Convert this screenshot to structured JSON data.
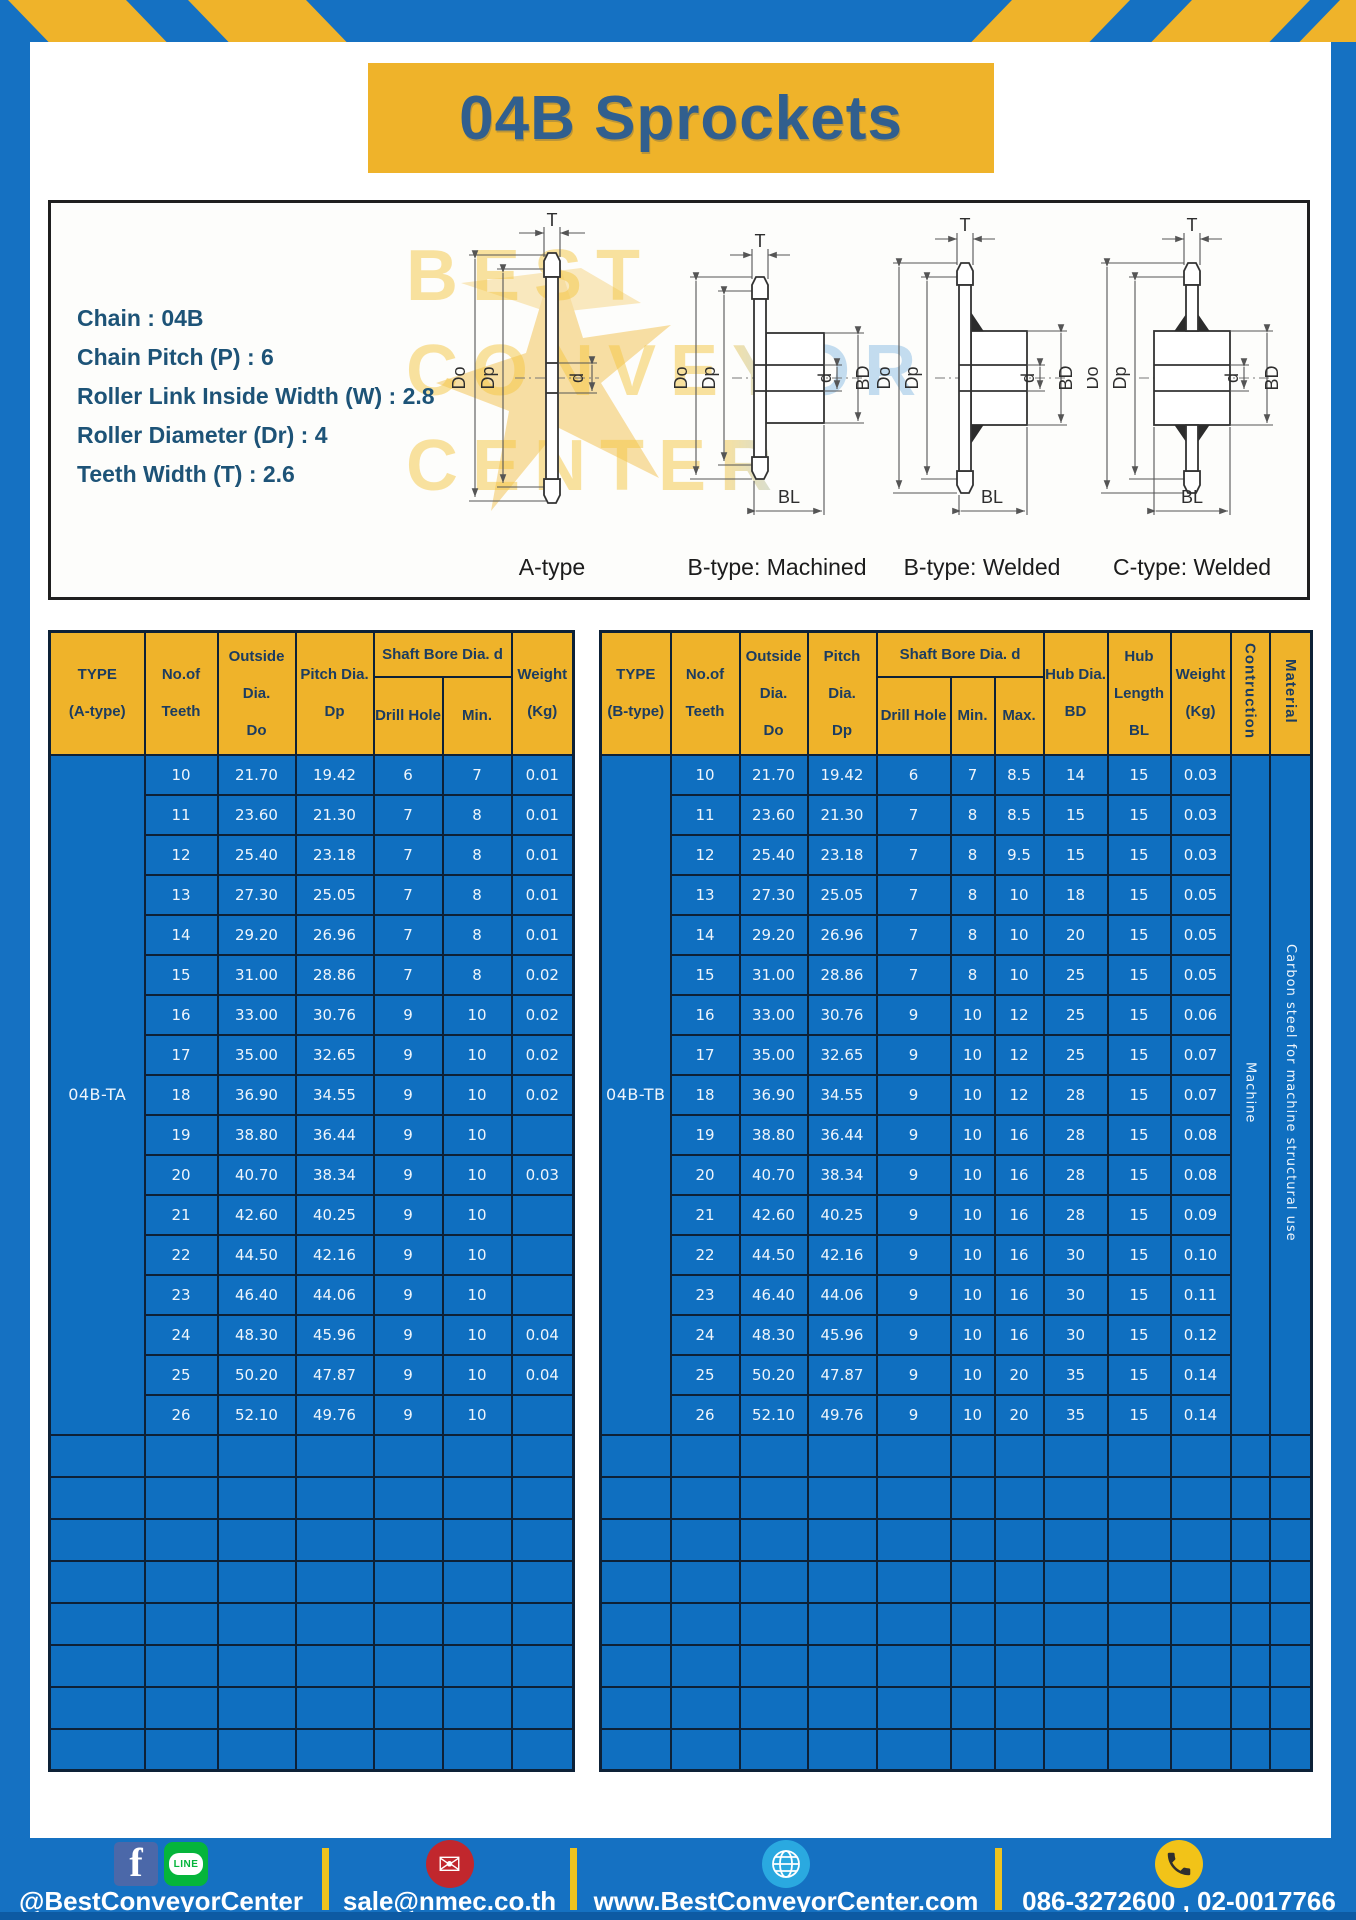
{
  "title": "04B Sprockets",
  "specs": [
    "Chain  :  04B",
    "Chain Pitch (P)  :  6",
    "Roller Link Inside Width (W)  :  2.8",
    "Roller Diameter (Dr)  :  4",
    "Teeth Width (T)  :  2.6"
  ],
  "diagrams": {
    "watermark_lines": [
      "BEST",
      "CONVEYOR",
      "CENTER"
    ],
    "captions": [
      "A-type",
      "B-type: Machined",
      "B-type: Welded",
      "C-type: Welded"
    ],
    "dim_labels": {
      "t": "T",
      "outer": "Do",
      "pitch": "Dp",
      "bore": "d",
      "hub": "BD",
      "hub_len": "BL"
    }
  },
  "table_a": {
    "header": {
      "type": [
        "TYPE",
        "(A-type)"
      ],
      "teeth": [
        "No.of",
        "Teeth"
      ],
      "outside": [
        "Outside",
        "Dia.",
        "Do"
      ],
      "pitch": [
        "Pitch Dia.",
        "Dp"
      ],
      "shaft_bore": "Shaft Bore Dia. d",
      "drill": "Drill Hole",
      "min": "Min.",
      "weight": [
        "Weight",
        "(Kg)"
      ]
    },
    "type_label": "04B-TA",
    "rows": [
      [
        "10",
        "21.70",
        "19.42",
        "6",
        "7",
        "0.01"
      ],
      [
        "11",
        "23.60",
        "21.30",
        "7",
        "8",
        "0.01"
      ],
      [
        "12",
        "25.40",
        "23.18",
        "7",
        "8",
        "0.01"
      ],
      [
        "13",
        "27.30",
        "25.05",
        "7",
        "8",
        "0.01"
      ],
      [
        "14",
        "29.20",
        "26.96",
        "7",
        "8",
        "0.01"
      ],
      [
        "15",
        "31.00",
        "28.86",
        "7",
        "8",
        "0.02"
      ],
      [
        "16",
        "33.00",
        "30.76",
        "9",
        "10",
        "0.02"
      ],
      [
        "17",
        "35.00",
        "32.65",
        "9",
        "10",
        "0.02"
      ],
      [
        "18",
        "36.90",
        "34.55",
        "9",
        "10",
        "0.02"
      ],
      [
        "19",
        "38.80",
        "36.44",
        "9",
        "10",
        ""
      ],
      [
        "20",
        "40.70",
        "38.34",
        "9",
        "10",
        "0.03"
      ],
      [
        "21",
        "42.60",
        "40.25",
        "9",
        "10",
        ""
      ],
      [
        "22",
        "44.50",
        "42.16",
        "9",
        "10",
        ""
      ],
      [
        "23",
        "46.40",
        "44.06",
        "9",
        "10",
        ""
      ],
      [
        "24",
        "48.30",
        "45.96",
        "9",
        "10",
        "0.04"
      ],
      [
        "25",
        "50.20",
        "47.87",
        "9",
        "10",
        "0.04"
      ],
      [
        "26",
        "52.10",
        "49.76",
        "9",
        "10",
        ""
      ]
    ],
    "empty_rows": 8
  },
  "table_b": {
    "header": {
      "type": [
        "TYPE",
        "(B-type)"
      ],
      "teeth": [
        "No.of",
        "Teeth"
      ],
      "outside": [
        "Outside",
        "Dia.",
        "Do"
      ],
      "pitch": [
        "Pitch Dia.",
        "Dp"
      ],
      "shaft_bore": "Shaft Bore Dia. d",
      "drill": "Drill Hole",
      "min": "Min.",
      "max": "Max.",
      "hub_dia": [
        "Hub Dia.",
        "BD"
      ],
      "hub_len": [
        "Hub",
        "Length",
        "BL"
      ],
      "weight": [
        "Weight",
        "(Kg)"
      ],
      "construction": "Contruction",
      "material": "Material"
    },
    "type_label": "04B-TB",
    "construction_value": "Machine",
    "material_value": "Carbon steel for machine structural use",
    "rows": [
      [
        "10",
        "21.70",
        "19.42",
        "6",
        "7",
        "8.5",
        "14",
        "15",
        "0.03"
      ],
      [
        "11",
        "23.60",
        "21.30",
        "7",
        "8",
        "8.5",
        "15",
        "15",
        "0.03"
      ],
      [
        "12",
        "25.40",
        "23.18",
        "7",
        "8",
        "9.5",
        "15",
        "15",
        "0.03"
      ],
      [
        "13",
        "27.30",
        "25.05",
        "7",
        "8",
        "10",
        "18",
        "15",
        "0.05"
      ],
      [
        "14",
        "29.20",
        "26.96",
        "7",
        "8",
        "10",
        "20",
        "15",
        "0.05"
      ],
      [
        "15",
        "31.00",
        "28.86",
        "7",
        "8",
        "10",
        "25",
        "15",
        "0.05"
      ],
      [
        "16",
        "33.00",
        "30.76",
        "9",
        "10",
        "12",
        "25",
        "15",
        "0.06"
      ],
      [
        "17",
        "35.00",
        "32.65",
        "9",
        "10",
        "12",
        "25",
        "15",
        "0.07"
      ],
      [
        "18",
        "36.90",
        "34.55",
        "9",
        "10",
        "12",
        "28",
        "15",
        "0.07"
      ],
      [
        "19",
        "38.80",
        "36.44",
        "9",
        "10",
        "16",
        "28",
        "15",
        "0.08"
      ],
      [
        "20",
        "40.70",
        "38.34",
        "9",
        "10",
        "16",
        "28",
        "15",
        "0.08"
      ],
      [
        "21",
        "42.60",
        "40.25",
        "9",
        "10",
        "16",
        "28",
        "15",
        "0.09"
      ],
      [
        "22",
        "44.50",
        "42.16",
        "9",
        "10",
        "16",
        "30",
        "15",
        "0.10"
      ],
      [
        "23",
        "46.40",
        "44.06",
        "9",
        "10",
        "16",
        "30",
        "15",
        "0.11"
      ],
      [
        "24",
        "48.30",
        "45.96",
        "9",
        "10",
        "16",
        "30",
        "15",
        "0.12"
      ],
      [
        "25",
        "50.20",
        "47.87",
        "9",
        "10",
        "20",
        "35",
        "15",
        "0.14"
      ],
      [
        "26",
        "52.10",
        "49.76",
        "9",
        "10",
        "20",
        "35",
        "15",
        "0.14"
      ]
    ],
    "empty_rows": 8
  },
  "footer": {
    "items": [
      {
        "icon": "facebook-line",
        "label": "@BestConveyorCenter"
      },
      {
        "icon": "email",
        "label": "sale@nmec.co.th"
      },
      {
        "icon": "globe",
        "label": "www.BestConveyorCenter.com"
      },
      {
        "icon": "phone",
        "label": "086-3272600 , 02-0017766"
      }
    ]
  },
  "colors": {
    "frame_blue": "#1571c2",
    "table_blue": "#0f6fc0",
    "accent_yellow": "#efb32a",
    "grid_line": "#0d2137",
    "header_text": "#1c3c60",
    "title_text": "#315f8e",
    "spec_text": "#1d5377",
    "footer_strip": "#0d5aa3"
  }
}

Required work:
Set down every entry word for word, but omit the pictures.

Response to the exercise:
Convert this screenshot to structured JSON data.
{
  "title": "04B Sprockets",
  "specs": [
    "Chain  :  04B",
    "Chain Pitch (P)  :  6",
    "Roller Link Inside Width (W)  :  2.8",
    "Roller Diameter (Dr)  :  4",
    "Teeth Width (T)  :  2.6"
  ],
  "diagrams": {
    "watermark_lines": [
      "BEST",
      "CONVEYOR",
      "CENTER"
    ],
    "captions": [
      "A-type",
      "B-type: Machined",
      "B-type: Welded",
      "C-type: Welded"
    ],
    "dim_labels": {
      "t": "T",
      "outer": "Do",
      "pitch": "Dp",
      "bore": "d",
      "hub": "BD",
      "hub_len": "BL"
    }
  },
  "table_a": {
    "header": {
      "type": [
        "TYPE",
        "(A-type)"
      ],
      "teeth": [
        "No.of",
        "Teeth"
      ],
      "outside": [
        "Outside",
        "Dia.",
        "Do"
      ],
      "pitch": [
        "Pitch Dia.",
        "Dp"
      ],
      "shaft_bore": "Shaft Bore Dia. d",
      "drill": "Drill Hole",
      "min": "Min.",
      "weight": [
        "Weight",
        "(Kg)"
      ]
    },
    "type_label": "04B-TA",
    "rows": [
      [
        "10",
        "21.70",
        "19.42",
        "6",
        "7",
        "0.01"
      ],
      [
        "11",
        "23.60",
        "21.30",
        "7",
        "8",
        "0.01"
      ],
      [
        "12",
        "25.40",
        "23.18",
        "7",
        "8",
        "0.01"
      ],
      [
        "13",
        "27.30",
        "25.05",
        "7",
        "8",
        "0.01"
      ],
      [
        "14",
        "29.20",
        "26.96",
        "7",
        "8",
        "0.01"
      ],
      [
        "15",
        "31.00",
        "28.86",
        "7",
        "8",
        "0.02"
      ],
      [
        "16",
        "33.00",
        "30.76",
        "9",
        "10",
        "0.02"
      ],
      [
        "17",
        "35.00",
        "32.65",
        "9",
        "10",
        "0.02"
      ],
      [
        "18",
        "36.90",
        "34.55",
        "9",
        "10",
        "0.02"
      ],
      [
        "19",
        "38.80",
        "36.44",
        "9",
        "10",
        ""
      ],
      [
        "20",
        "40.70",
        "38.34",
        "9",
        "10",
        "0.03"
      ],
      [
        "21",
        "42.60",
        "40.25",
        "9",
        "10",
        ""
      ],
      [
        "22",
        "44.50",
        "42.16",
        "9",
        "10",
        ""
      ],
      [
        "23",
        "46.40",
        "44.06",
        "9",
        "10",
        ""
      ],
      [
        "24",
        "48.30",
        "45.96",
        "9",
        "10",
        "0.04"
      ],
      [
        "25",
        "50.20",
        "47.87",
        "9",
        "10",
        "0.04"
      ],
      [
        "26",
        "52.10",
        "49.76",
        "9",
        "10",
        ""
      ]
    ],
    "empty_rows": 8
  },
  "table_b": {
    "header": {
      "type": [
        "TYPE",
        "(B-type)"
      ],
      "teeth": [
        "No.of",
        "Teeth"
      ],
      "outside": [
        "Outside",
        "Dia.",
        "Do"
      ],
      "pitch": [
        "Pitch Dia.",
        "Dp"
      ],
      "shaft_bore": "Shaft Bore Dia. d",
      "drill": "Drill Hole",
      "min": "Min.",
      "max": "Max.",
      "hub_dia": [
        "Hub Dia.",
        "BD"
      ],
      "hub_len": [
        "Hub",
        "Length",
        "BL"
      ],
      "weight": [
        "Weight",
        "(Kg)"
      ],
      "construction": "Contruction",
      "material": "Material"
    },
    "type_label": "04B-TB",
    "construction_value": "Machine",
    "material_value": "Carbon steel for machine structural use",
    "rows": [
      [
        "10",
        "21.70",
        "19.42",
        "6",
        "7",
        "8.5",
        "14",
        "15",
        "0.03"
      ],
      [
        "11",
        "23.60",
        "21.30",
        "7",
        "8",
        "8.5",
        "15",
        "15",
        "0.03"
      ],
      [
        "12",
        "25.40",
        "23.18",
        "7",
        "8",
        "9.5",
        "15",
        "15",
        "0.03"
      ],
      [
        "13",
        "27.30",
        "25.05",
        "7",
        "8",
        "10",
        "18",
        "15",
        "0.05"
      ],
      [
        "14",
        "29.20",
        "26.96",
        "7",
        "8",
        "10",
        "20",
        "15",
        "0.05"
      ],
      [
        "15",
        "31.00",
        "28.86",
        "7",
        "8",
        "10",
        "25",
        "15",
        "0.05"
      ],
      [
        "16",
        "33.00",
        "30.76",
        "9",
        "10",
        "12",
        "25",
        "15",
        "0.06"
      ],
      [
        "17",
        "35.00",
        "32.65",
        "9",
        "10",
        "12",
        "25",
        "15",
        "0.07"
      ],
      [
        "18",
        "36.90",
        "34.55",
        "9",
        "10",
        "12",
        "28",
        "15",
        "0.07"
      ],
      [
        "19",
        "38.80",
        "36.44",
        "9",
        "10",
        "16",
        "28",
        "15",
        "0.08"
      ],
      [
        "20",
        "40.70",
        "38.34",
        "9",
        "10",
        "16",
        "28",
        "15",
        "0.08"
      ],
      [
        "21",
        "42.60",
        "40.25",
        "9",
        "10",
        "16",
        "28",
        "15",
        "0.09"
      ],
      [
        "22",
        "44.50",
        "42.16",
        "9",
        "10",
        "16",
        "30",
        "15",
        "0.10"
      ],
      [
        "23",
        "46.40",
        "44.06",
        "9",
        "10",
        "16",
        "30",
        "15",
        "0.11"
      ],
      [
        "24",
        "48.30",
        "45.96",
        "9",
        "10",
        "16",
        "30",
        "15",
        "0.12"
      ],
      [
        "25",
        "50.20",
        "47.87",
        "9",
        "10",
        "20",
        "35",
        "15",
        "0.14"
      ],
      [
        "26",
        "52.10",
        "49.76",
        "9",
        "10",
        "20",
        "35",
        "15",
        "0.14"
      ]
    ],
    "empty_rows": 8
  },
  "footer": {
    "items": [
      {
        "icon": "facebook-line",
        "label": "@BestConveyorCenter"
      },
      {
        "icon": "email",
        "label": "sale@nmec.co.th"
      },
      {
        "icon": "globe",
        "label": "www.BestConveyorCenter.com"
      },
      {
        "icon": "phone",
        "label": "086-3272600 , 02-0017766"
      }
    ]
  },
  "colors": {
    "frame_blue": "#1571c2",
    "table_blue": "#0f6fc0",
    "accent_yellow": "#efb32a",
    "grid_line": "#0d2137",
    "header_text": "#1c3c60",
    "title_text": "#315f8e",
    "spec_text": "#1d5377",
    "footer_strip": "#0d5aa3"
  }
}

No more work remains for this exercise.